— START OF Records for this exercise —

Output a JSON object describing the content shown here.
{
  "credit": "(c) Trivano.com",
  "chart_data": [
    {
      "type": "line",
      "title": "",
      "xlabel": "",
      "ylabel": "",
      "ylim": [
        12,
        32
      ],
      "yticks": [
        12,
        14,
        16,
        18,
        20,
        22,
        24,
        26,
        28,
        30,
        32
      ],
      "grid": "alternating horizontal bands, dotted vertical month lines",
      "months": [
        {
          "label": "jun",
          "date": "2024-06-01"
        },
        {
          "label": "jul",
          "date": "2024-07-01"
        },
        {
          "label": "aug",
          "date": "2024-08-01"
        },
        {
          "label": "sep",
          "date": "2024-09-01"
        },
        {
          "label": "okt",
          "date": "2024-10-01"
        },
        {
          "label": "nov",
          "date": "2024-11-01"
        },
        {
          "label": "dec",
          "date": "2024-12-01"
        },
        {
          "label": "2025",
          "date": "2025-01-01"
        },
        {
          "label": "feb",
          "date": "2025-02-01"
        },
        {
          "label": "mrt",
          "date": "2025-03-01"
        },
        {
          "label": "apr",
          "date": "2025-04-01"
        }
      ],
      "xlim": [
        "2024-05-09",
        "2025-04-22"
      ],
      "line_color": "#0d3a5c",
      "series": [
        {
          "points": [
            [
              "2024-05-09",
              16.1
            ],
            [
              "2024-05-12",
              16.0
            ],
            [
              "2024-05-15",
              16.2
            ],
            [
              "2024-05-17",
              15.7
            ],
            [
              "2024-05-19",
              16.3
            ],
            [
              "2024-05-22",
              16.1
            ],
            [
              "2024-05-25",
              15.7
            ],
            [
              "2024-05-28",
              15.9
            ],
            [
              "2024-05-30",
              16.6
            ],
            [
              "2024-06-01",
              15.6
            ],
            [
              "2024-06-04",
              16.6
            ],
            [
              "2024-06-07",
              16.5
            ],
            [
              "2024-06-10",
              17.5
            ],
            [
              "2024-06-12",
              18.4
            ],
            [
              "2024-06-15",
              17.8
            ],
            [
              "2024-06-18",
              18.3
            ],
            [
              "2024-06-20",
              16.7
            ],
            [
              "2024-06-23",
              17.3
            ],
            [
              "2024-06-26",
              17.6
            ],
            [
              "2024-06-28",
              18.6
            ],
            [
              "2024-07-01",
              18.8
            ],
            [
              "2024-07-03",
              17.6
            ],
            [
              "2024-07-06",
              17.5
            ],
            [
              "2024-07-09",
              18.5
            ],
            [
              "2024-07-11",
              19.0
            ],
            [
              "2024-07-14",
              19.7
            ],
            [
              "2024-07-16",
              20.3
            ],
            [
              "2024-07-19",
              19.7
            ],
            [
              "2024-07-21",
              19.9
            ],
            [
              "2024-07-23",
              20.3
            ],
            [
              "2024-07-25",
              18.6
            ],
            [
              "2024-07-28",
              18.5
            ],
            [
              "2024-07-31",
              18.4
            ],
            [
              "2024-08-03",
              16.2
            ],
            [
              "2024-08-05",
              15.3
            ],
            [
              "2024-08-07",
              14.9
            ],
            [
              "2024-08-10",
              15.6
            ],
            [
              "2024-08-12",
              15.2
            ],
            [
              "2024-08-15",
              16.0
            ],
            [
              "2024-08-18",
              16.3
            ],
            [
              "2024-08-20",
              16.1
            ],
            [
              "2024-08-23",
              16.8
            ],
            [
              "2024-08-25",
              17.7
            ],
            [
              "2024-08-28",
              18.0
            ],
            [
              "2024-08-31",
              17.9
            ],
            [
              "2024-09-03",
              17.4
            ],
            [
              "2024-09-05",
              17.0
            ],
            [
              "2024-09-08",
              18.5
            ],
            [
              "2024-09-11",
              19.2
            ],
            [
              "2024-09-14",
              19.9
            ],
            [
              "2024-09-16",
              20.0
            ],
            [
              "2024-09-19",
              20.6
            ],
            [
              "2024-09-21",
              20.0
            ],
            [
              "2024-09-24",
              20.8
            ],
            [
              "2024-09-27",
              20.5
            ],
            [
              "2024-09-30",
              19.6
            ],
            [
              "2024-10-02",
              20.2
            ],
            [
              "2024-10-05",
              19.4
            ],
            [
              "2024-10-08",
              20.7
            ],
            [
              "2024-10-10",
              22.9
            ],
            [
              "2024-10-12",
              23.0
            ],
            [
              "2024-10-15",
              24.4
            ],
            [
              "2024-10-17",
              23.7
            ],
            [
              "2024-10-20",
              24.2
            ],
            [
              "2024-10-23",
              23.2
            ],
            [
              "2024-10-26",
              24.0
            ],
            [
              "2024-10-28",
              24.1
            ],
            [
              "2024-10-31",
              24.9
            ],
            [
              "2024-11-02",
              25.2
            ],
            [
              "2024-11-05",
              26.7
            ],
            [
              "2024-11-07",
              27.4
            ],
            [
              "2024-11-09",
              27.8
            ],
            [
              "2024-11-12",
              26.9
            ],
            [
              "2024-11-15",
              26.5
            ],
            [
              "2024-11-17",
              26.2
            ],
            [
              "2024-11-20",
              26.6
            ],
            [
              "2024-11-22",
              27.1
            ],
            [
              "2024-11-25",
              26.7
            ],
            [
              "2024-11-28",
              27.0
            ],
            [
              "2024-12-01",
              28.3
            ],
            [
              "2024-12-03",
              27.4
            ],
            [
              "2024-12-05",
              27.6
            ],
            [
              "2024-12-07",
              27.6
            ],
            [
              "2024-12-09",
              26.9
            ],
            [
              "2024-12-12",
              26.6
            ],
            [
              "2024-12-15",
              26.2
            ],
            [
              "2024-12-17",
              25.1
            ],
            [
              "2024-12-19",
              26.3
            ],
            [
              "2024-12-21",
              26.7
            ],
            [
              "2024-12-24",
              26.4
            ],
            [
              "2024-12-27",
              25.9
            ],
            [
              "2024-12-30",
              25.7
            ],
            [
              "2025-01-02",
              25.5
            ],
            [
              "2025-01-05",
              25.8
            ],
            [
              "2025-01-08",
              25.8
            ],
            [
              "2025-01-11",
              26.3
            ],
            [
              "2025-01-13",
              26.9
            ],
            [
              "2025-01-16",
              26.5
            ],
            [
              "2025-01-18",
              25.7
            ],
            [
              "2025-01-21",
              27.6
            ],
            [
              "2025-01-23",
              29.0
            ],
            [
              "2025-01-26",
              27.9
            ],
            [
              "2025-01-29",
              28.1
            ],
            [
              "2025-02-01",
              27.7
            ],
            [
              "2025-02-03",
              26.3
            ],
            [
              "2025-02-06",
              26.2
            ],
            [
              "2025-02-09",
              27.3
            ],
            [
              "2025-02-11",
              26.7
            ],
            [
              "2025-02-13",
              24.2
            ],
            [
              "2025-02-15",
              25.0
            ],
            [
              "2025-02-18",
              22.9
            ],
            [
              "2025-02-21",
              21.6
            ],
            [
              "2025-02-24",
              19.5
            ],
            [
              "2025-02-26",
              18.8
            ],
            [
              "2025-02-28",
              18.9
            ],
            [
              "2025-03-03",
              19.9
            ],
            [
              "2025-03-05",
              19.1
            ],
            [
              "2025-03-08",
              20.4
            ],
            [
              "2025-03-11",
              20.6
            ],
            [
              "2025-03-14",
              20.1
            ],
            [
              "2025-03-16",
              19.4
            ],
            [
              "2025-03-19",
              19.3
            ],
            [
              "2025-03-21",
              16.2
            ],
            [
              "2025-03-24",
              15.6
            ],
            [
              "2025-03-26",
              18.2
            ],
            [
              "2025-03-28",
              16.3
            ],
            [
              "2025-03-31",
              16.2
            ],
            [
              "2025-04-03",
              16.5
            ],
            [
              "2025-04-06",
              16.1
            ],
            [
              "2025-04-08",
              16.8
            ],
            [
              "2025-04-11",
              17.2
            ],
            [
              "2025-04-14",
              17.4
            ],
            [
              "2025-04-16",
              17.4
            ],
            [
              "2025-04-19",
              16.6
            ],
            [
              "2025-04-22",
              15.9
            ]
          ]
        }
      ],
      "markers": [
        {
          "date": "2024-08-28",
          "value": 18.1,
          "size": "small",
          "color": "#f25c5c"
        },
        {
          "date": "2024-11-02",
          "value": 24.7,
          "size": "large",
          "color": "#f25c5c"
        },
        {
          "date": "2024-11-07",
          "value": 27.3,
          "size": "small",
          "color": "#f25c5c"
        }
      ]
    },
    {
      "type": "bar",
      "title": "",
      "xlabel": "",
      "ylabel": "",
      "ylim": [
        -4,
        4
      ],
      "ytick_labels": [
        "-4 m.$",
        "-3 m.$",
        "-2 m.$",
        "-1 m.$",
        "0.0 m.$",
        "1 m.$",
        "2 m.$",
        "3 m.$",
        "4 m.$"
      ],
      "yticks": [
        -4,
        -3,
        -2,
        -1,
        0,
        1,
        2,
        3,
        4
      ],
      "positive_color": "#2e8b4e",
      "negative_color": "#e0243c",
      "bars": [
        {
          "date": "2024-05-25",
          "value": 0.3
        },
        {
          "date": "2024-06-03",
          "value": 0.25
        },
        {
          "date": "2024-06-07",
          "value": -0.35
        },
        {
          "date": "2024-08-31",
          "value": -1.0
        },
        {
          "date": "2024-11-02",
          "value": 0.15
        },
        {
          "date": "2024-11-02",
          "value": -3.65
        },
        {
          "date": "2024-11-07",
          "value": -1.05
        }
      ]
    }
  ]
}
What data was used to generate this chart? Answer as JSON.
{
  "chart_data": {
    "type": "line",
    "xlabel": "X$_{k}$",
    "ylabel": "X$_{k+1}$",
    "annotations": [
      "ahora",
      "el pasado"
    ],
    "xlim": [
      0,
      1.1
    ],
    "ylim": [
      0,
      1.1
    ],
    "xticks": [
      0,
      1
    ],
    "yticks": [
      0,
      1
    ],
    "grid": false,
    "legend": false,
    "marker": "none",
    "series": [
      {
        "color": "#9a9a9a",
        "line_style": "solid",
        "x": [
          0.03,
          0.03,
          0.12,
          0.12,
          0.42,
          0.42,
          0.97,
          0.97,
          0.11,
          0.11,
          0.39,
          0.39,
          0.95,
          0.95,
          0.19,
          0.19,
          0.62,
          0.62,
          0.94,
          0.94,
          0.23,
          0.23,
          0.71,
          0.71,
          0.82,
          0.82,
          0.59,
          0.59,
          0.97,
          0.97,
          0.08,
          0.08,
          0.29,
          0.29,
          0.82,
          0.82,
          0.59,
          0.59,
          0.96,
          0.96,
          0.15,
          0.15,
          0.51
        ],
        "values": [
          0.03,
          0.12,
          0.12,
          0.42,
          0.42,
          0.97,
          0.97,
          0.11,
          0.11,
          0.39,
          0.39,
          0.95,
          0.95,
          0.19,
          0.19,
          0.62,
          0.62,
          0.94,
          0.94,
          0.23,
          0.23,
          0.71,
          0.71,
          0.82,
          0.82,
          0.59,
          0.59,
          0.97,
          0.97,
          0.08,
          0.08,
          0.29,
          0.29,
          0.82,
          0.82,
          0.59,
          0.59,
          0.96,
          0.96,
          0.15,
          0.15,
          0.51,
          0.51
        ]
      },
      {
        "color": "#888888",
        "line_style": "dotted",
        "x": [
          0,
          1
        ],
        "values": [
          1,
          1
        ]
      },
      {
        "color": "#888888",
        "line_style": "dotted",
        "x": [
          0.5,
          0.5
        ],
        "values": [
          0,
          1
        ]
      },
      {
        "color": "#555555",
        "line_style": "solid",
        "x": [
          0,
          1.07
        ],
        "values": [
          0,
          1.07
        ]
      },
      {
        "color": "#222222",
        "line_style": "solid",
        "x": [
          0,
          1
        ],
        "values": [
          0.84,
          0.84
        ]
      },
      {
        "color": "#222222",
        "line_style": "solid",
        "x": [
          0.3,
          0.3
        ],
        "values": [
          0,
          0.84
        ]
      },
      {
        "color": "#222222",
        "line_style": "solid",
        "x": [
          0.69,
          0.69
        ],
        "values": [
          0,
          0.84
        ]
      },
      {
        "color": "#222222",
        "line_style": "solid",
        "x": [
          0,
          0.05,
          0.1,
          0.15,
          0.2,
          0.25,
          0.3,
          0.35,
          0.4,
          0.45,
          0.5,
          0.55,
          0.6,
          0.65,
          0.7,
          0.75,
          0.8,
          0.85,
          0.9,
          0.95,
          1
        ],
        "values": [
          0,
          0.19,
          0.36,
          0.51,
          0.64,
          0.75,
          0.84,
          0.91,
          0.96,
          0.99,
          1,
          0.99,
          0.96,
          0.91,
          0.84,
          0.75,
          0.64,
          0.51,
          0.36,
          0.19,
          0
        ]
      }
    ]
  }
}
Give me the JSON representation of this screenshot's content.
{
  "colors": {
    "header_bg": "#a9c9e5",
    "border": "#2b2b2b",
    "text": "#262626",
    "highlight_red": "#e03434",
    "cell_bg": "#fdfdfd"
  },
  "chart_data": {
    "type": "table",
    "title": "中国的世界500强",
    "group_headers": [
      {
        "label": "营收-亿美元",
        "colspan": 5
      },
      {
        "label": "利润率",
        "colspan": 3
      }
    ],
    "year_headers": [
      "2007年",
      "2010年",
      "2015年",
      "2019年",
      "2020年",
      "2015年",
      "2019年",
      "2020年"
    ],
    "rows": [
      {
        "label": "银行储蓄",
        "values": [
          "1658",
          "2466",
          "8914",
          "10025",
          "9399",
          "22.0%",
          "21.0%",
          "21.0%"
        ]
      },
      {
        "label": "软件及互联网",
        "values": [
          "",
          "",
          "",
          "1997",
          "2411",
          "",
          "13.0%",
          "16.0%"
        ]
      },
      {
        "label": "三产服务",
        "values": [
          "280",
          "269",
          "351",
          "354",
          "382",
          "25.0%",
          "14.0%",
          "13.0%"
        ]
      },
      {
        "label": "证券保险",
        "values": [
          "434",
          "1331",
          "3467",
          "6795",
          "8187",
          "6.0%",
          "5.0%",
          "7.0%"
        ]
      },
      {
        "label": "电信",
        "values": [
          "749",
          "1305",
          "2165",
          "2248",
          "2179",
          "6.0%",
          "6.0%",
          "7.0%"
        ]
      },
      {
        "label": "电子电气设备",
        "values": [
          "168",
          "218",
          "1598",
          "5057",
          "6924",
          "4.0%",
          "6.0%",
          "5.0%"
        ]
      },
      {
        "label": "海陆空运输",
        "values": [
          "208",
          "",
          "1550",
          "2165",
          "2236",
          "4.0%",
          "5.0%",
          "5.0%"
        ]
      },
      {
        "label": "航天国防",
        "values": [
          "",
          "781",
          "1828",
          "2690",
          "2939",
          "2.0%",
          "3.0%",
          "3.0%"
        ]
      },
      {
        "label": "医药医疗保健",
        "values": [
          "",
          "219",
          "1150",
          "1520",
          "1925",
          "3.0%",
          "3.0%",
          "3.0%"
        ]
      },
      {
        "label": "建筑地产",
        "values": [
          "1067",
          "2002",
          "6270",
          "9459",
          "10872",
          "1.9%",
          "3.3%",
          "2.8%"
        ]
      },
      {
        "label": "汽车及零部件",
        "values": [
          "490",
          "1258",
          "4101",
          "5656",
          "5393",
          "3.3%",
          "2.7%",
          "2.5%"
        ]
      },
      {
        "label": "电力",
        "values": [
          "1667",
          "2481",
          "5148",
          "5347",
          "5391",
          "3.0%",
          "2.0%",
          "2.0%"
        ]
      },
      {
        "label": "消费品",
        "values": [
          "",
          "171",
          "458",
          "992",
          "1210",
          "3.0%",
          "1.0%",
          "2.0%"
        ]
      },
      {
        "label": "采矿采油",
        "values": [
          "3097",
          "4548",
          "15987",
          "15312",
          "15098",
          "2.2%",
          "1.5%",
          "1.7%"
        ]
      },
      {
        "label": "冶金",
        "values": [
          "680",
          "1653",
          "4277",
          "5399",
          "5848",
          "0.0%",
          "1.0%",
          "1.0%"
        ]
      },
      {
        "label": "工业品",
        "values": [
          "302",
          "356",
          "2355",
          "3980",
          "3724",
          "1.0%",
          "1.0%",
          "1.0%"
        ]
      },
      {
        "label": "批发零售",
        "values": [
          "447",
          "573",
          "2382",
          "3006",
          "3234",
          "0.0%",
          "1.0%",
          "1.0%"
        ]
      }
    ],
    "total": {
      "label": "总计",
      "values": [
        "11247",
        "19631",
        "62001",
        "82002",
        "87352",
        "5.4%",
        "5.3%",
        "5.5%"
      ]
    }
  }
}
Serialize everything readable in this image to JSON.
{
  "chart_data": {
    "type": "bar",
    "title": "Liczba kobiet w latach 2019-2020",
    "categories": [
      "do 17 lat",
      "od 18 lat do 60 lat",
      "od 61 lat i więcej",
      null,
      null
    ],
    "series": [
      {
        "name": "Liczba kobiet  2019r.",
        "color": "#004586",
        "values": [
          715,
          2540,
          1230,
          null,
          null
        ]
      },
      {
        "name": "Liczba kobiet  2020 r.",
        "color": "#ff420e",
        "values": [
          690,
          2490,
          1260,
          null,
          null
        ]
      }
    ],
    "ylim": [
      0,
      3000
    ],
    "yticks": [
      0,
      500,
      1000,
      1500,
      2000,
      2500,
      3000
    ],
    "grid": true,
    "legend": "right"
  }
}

— END OF Records for this exercise —

#### Exercise description:
Copy out all lines that carry the word "content".

#### Exercise result:
Output a JSON object describing the content shown here.
Give me the JSON representation of this screenshot's content.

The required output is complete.